Dataset items:
# # # #

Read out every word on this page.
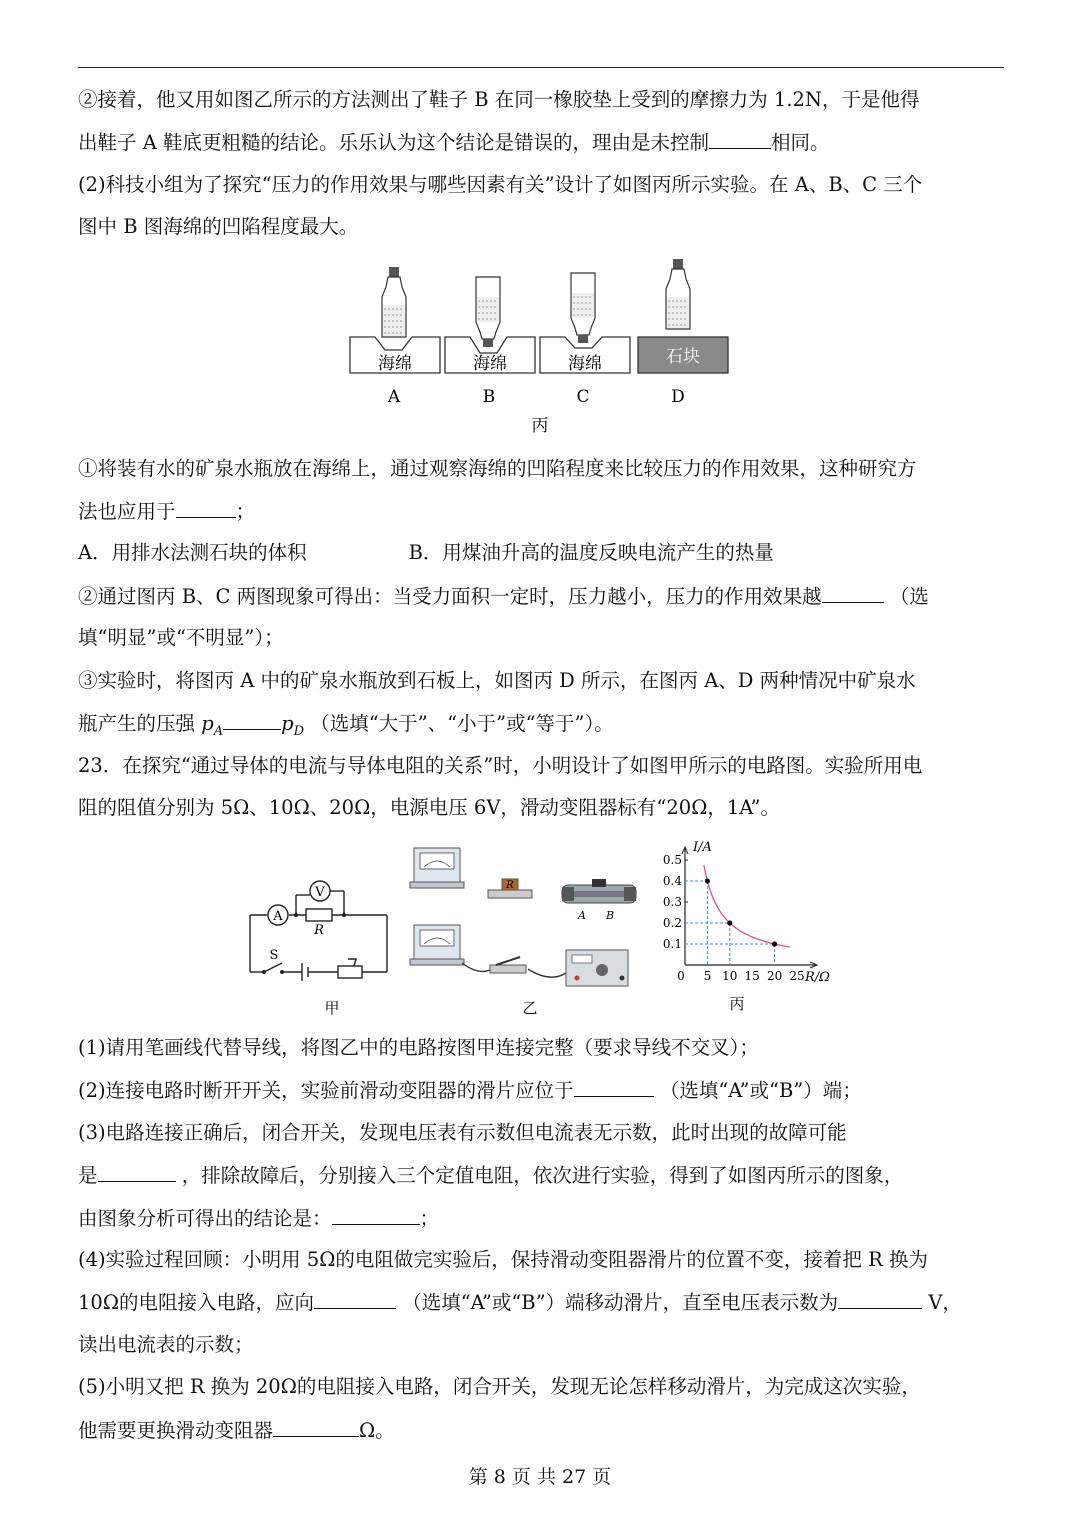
②接着，他又用如图乙所示的方法测出了鞋子 B 在同一橡胶垫上受到的摩擦力为 1.2N，于是他得
出鞋子 A 鞋底更粗糙的结论。乐乐认为这个结论是错误的，理由是未控制	相同。
(2)科技小组为了探究“压力的作用效果与哪些因素有关”设计了如图丙所示实验。在 A、B、C 三个
图中 B 图海绵的凹陷程度最大。
海绵
A
海绵
B
海绵
C
石块
D
丙
①将装有水的矿泉水瓶放在海绵上，通过观察海绵的凹陷程度来比较压力的作用效果，这种研究方
法也应用于	；
A．用排水法测石块的体积	B．用煤油升高的温度反映电流产生的热量
②通过图丙 B、C 两图现象可得出：当受力面积一定时，压力越小，压力的作用效果越	（选
填“明显”或“不明显”）；
③实验时，将图丙 A 中的矿泉水瓶放到石板上，如图丙 D 所示，在图丙 A、D 两种情况中矿泉水
瓶产生的压强 $p_A$	$p_D$ （选填“大于”、“小于”或“等于”）。
23．在探究“通过导体的电流与导体电阻的关系”时，小明设计了如图甲所示的电路图。实验所用电
阻的阻值分别为 5Ω、10Ω、20Ω，电源电压 6V，滑动变阻器标有“20Ω，1A”。
A
V
R
S
甲
R
A B
乙
0.1
0.2
0.3
0.4
0.5
0 5 10 15 20 25
I/A
R/Ω
丙
(1)请用笔画线代替导线，将图乙中的电路按图甲连接完整（要求导线不交叉）；
(2)连接电路时断开开关，实验前滑动变阻器的滑片应位于	（选填“A”或“B”）端；
(3)电路连接正确后，闭合开关，发现电压表有示数但电流表无示数，此时出现的故障可能
是	，排除故障后，分别接入三个定值电阻，依次进行实验，得到了如图丙所示的图象，
由图象分析可得出的结论是：	；
(4)实验过程回顾：小明用 5Ω的电阻做完实验后，保持滑动变阻器滑片的位置不变，接着把 R 换为
10Ω的电阻接入电路，应向	（选填“A”或“B”）端移动滑片，直至电压表示数为	V，
读出电流表的示数；
(5)小明又把 R 换为 20Ω的电阻接入电路，闭合开关，发现无论怎样移动滑片，为完成这次实验，
他需要更换滑动变阻器	Ω。
第 8 页 共 27 页
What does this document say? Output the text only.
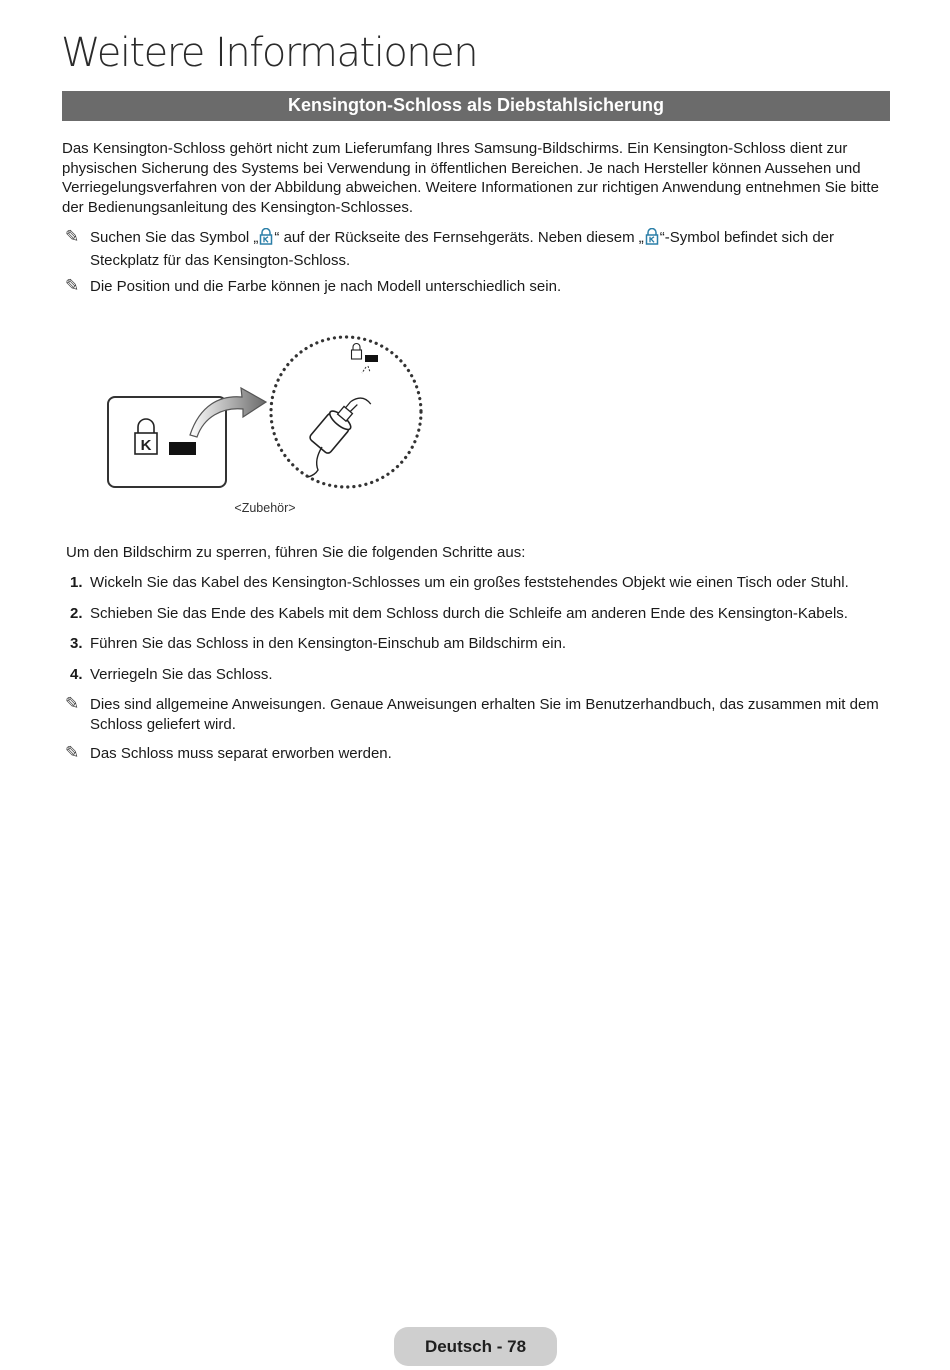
Weitere Informationen
Kensington-Schloss als Diebstahlsicherung

Das Kensington-Schloss gehört nicht zum Lieferumfang Ihres Samsung-Bildschirms. Ein Kensington-Schloss dient zur physischen Sicherung des Systems bei Verwendung in öffentlichen Bereichen. Je nach Hersteller können Aussehen und Verriegelungsverfahren von der Abbildung abweichen. Weitere Informationen zur richtigen Anwendung entnehmen Sie bitte der Bedienungsanleitung des Kensington-Schlosses.

✎ Suchen Sie das Symbol „ “ auf der Rückseite des Fernsehgeräts. Neben diesem „ “-Symbol befindet sich der Steckplatz für das Kensington-Schloss.
✎ Die Position und die Farbe können je nach Modell unterschiedlich sein.
K
<Zubehör>

Um den Bildschirm zu sperren, führen Sie die folgenden Schritte aus:

1. Wickeln Sie das Kabel des Kensington-Schlosses um ein großes feststehendes Objekt wie einen Tisch oder Stuhl.
2. Schieben Sie das Ende des Kabels mit dem Schloss durch die Schleife am anderen Ende des Kensington-Kabels.
3. Führen Sie das Schloss in den Kensington-Einschub am Bildschirm ein.
4. Verriegeln Sie das Schloss.
✎ Dies sind allgemeine Anweisungen. Genaue Anweisungen erhalten Sie im Benutzerhandbuch, das zusammen mit dem Schloss geliefert wird.
✎ Das Schloss muss separat erworben werden.
Deutsch - 78
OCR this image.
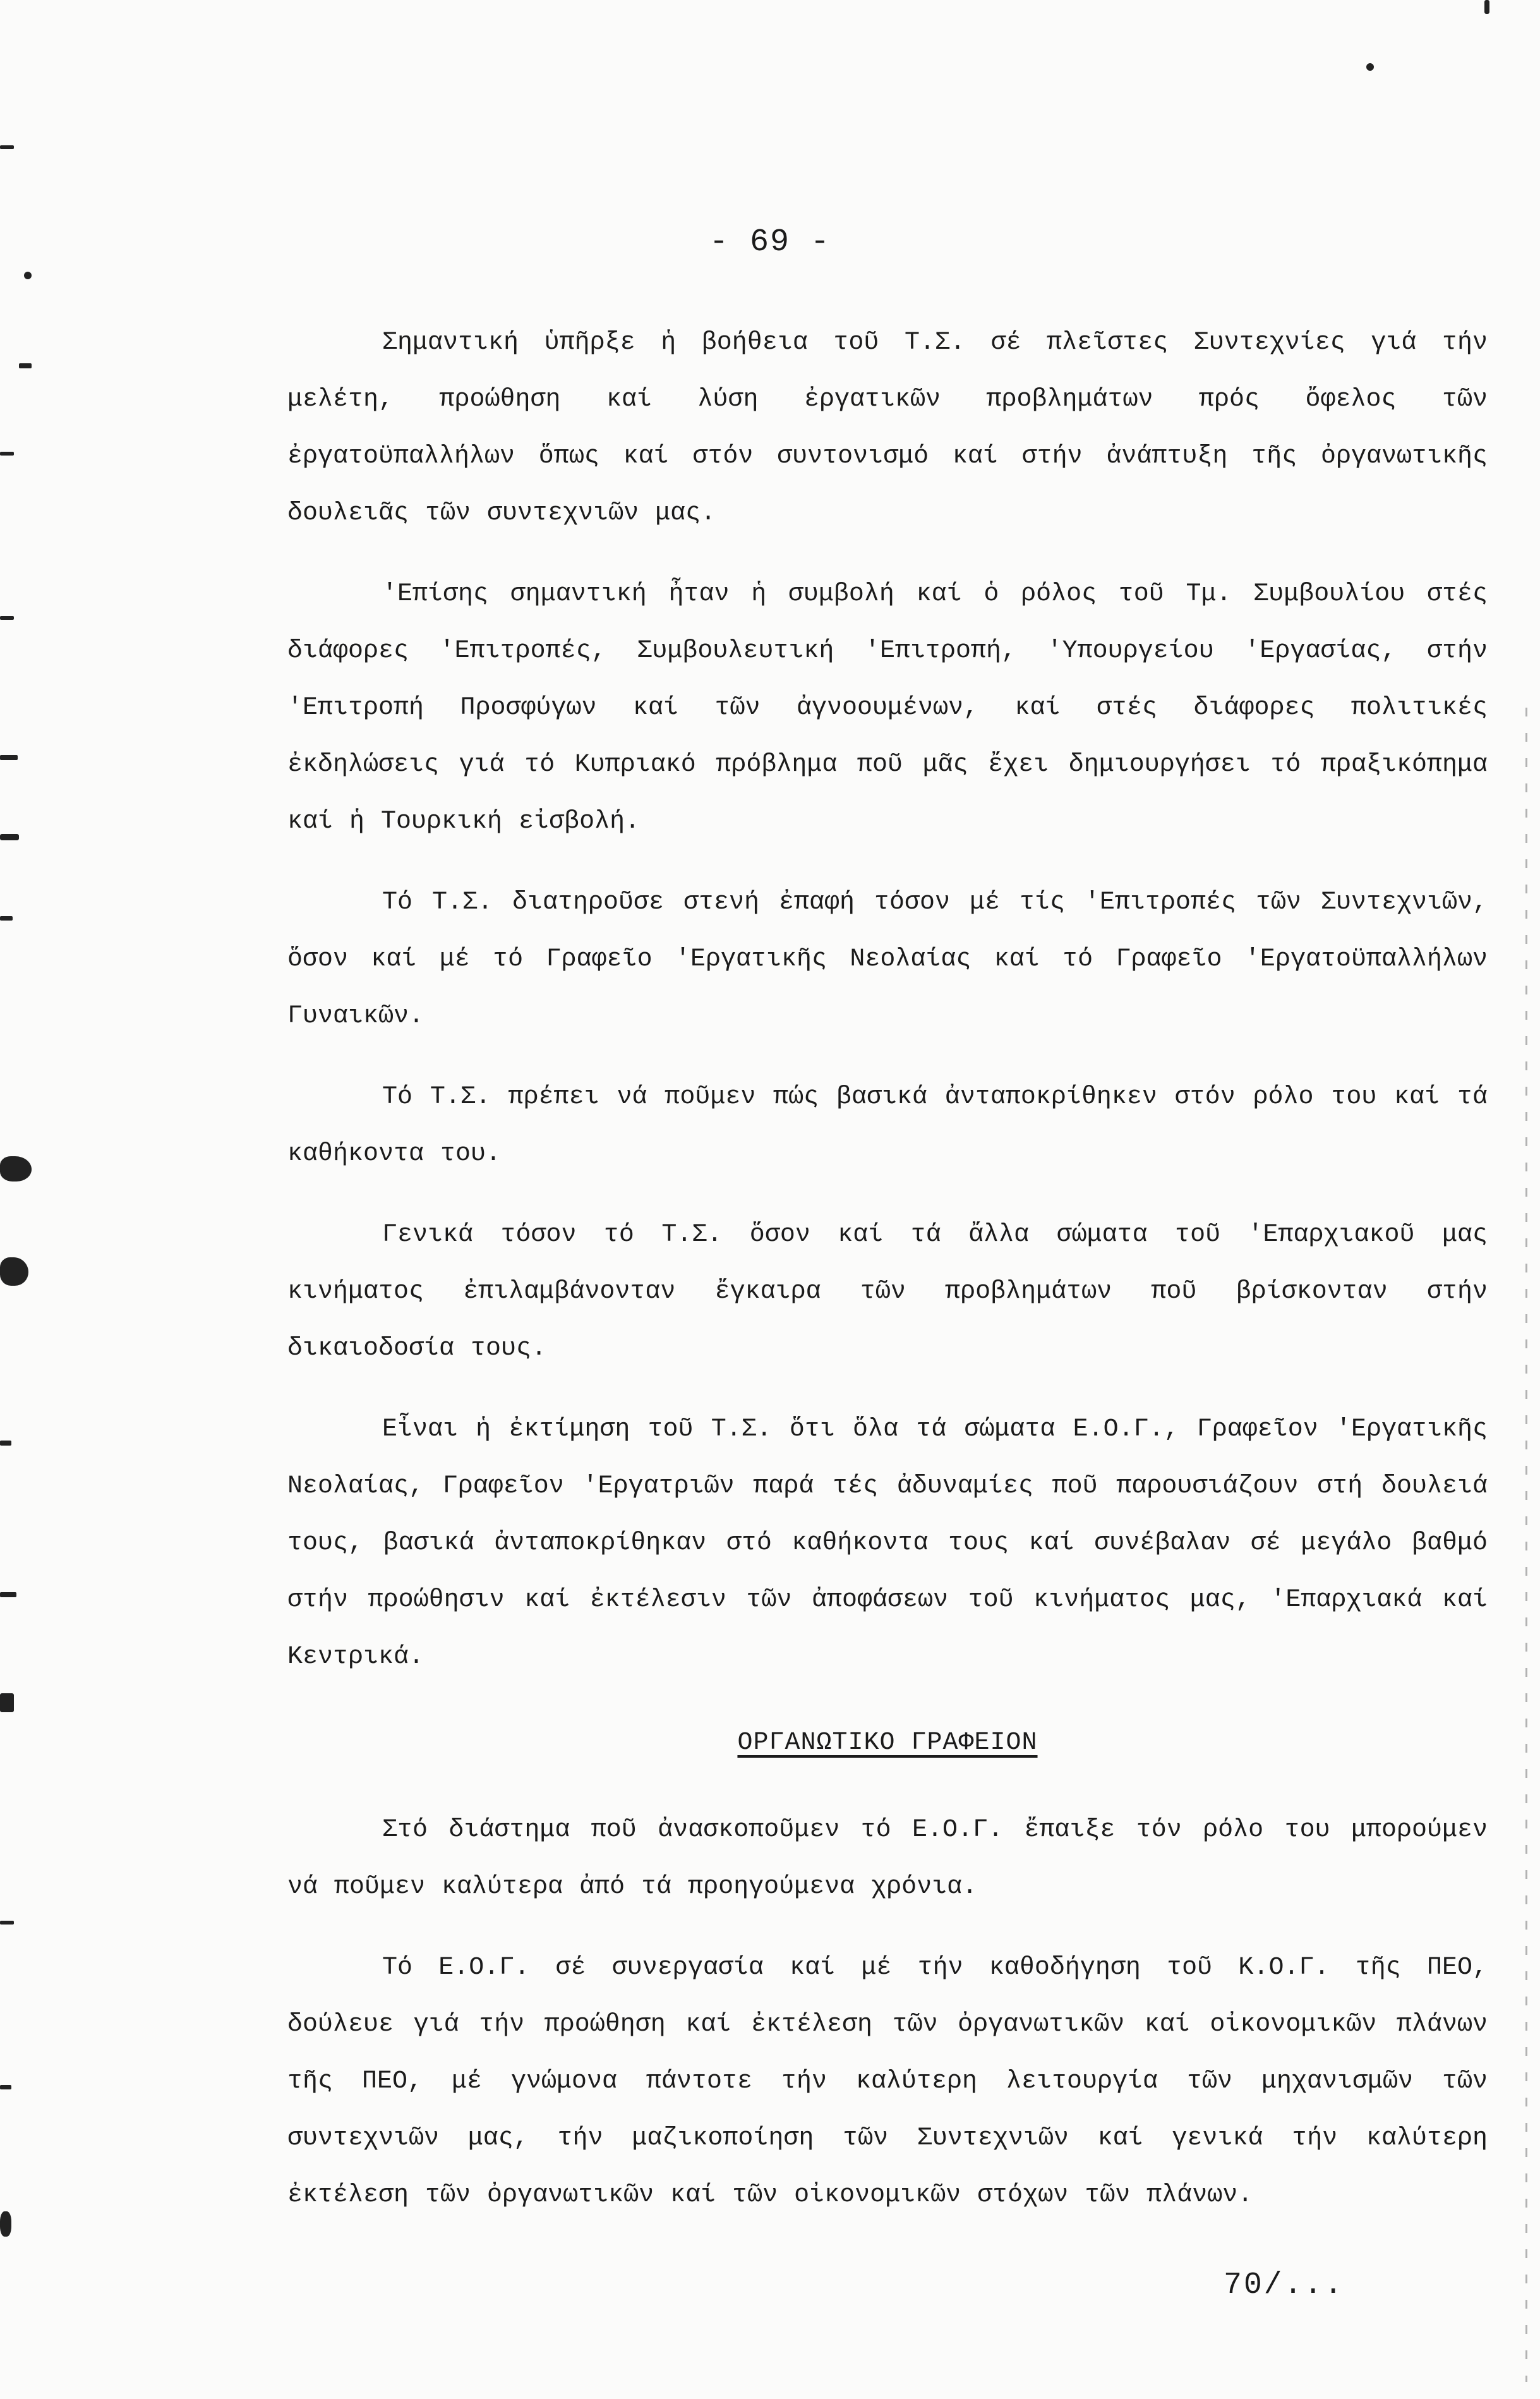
- 69 -

Σημαντική ὑπῆρξε ἡ βοήθεια τοῦ Τ.Σ. σέ πλεῖστες Συντεχνίες γιά τήν μελέτη, προώθηση καί λύση ἐργατικῶν προβλημάτων πρός ὄφελος τῶν ἐργατοϋπαλλήλων ὅπως καί στόν συντονισμό καί στήν ἀνάπτυξη τῆς ὀργανωτικῆς δουλειᾶς τῶν συντεχνιῶν μας.

'Επίσης σημαντική ἦταν ἡ συμβολή καί ὁ ρόλος τοῦ Τμ. Συμβουλίου στές διάφορες 'Επιτροπές, Συμβουλευτική 'Επιτροπή, 'Υπουργείου 'Εργασίας, στήν 'Επιτροπή Προσφύγων καί τῶν ἀγνοουμένων, καί στές διάφορες πολιτικές ἐκδηλώσεις γιά τό Κυπριακό πρόβλημα ποῦ μᾶς ἔχει δημιουργήσει τό πραξικόπημα καί ἡ Τουρκική εἰσβολή.

Τό Τ.Σ. διατηροῦσε στενή ἐπαφή τόσον μέ τίς 'Επιτροπές τῶν Συντεχνιῶν, ὅσον καί μέ τό Γραφεῖο 'Εργατικῆς Νεολαίας καί τό Γραφεῖο 'Εργατοϋπαλλήλων Γυναικῶν.

Τό Τ.Σ. πρέπει νά ποῦμεν πώς βασικά ἀνταποκρίθηκεν στόν ρόλο του καί τά καθήκοντα του.

Γενικά τόσον τό Τ.Σ. ὅσον καί τά ἄλλα σώματα τοῦ 'Επαρχιακοῦ μας κινήματος ἐπιλαμβάνονταν ἔγκαιρα τῶν προβλημάτων ποῦ βρίσκονταν στήν δικαιοδοσία τους.

Εἶναι ἡ ἐκτίμηση τοῦ Τ.Σ. ὅτι ὅλα τά σώματα Ε.Ο.Γ., Γραφεῖον 'Εργατικῆς Νεολαίας, Γραφεῖον 'Εργατριῶν παρά τές ἀδυναμίες ποῦ παρουσιάζουν στή δουλειά τους, βασικά ἀνταποκρίθηκαν στό καθήκοντα τους καί συνέβαλαν σέ μεγάλο βαθμό στήν προώθησιν καί ἐκτέλεσιν τῶν ἀποφάσεων τοῦ κινήματος μας, 'Επαρχιακά καί Κεντρικά.

ΟΡΓΑΝΩΤΙΚΟ ΓΡΑΦΕΙΟΝ

Στό διάστημα ποῦ ἀνασκοποῦμεν τό Ε.Ο.Γ. ἔπαιξε τόν ρόλο του μπορούμεν νά ποῦμεν καλύτερα ἀπό τά προηγούμενα χρόνια.

Τό Ε.Ο.Γ. σέ συνεργασία καί μέ τήν καθοδήγηση τοῦ Κ.Ο.Γ. τῆς ΠΕΟ, δούλευε γιά τήν προώθηση καί ἐκτέλεση τῶν ὀργανωτικῶν καί οἰκονομικῶν πλάνων τῆς ΠΕΟ, μέ γνώμονα πάντοτε τήν καλύτερη λειτουργία τῶν μηχανισμῶν τῶν συντεχνιῶν μας, τήν μαζικοποίηση τῶν Συντεχνιῶν καί γενικά τήν καλύτερη ἐκτέλεση τῶν ὀργανωτικῶν καί τῶν οἰκονομικῶν στόχων τῶν πλάνων.

70/...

# # # #

REQUEST:
Pull out every line of the records that includes the string "ὅσον".

ANSWER TO THE TASK:
Τό Τ.Σ. διατηροῦσε στενή ἐπαφή τόσον μέ τίς 'Επιτροπές τῶν Συντεχνιῶν, ὅσον καί μέ τό Γραφεῖο 'Εργατικῆς Νεολαίας καί τό Γραφεῖο 'Εργατοϋπαλλήλων Γυναικῶν.
Γενικά τόσον τό Τ.Σ. ὅσον καί τά ἄλλα σώματα τοῦ 'Επαρχιακοῦ μας κινήματος ἐπιλαμβάνονταν ἔγκαιρα τῶν προβλημάτων ποῦ βρίσκονταν στήν δικαιοδοσία τους.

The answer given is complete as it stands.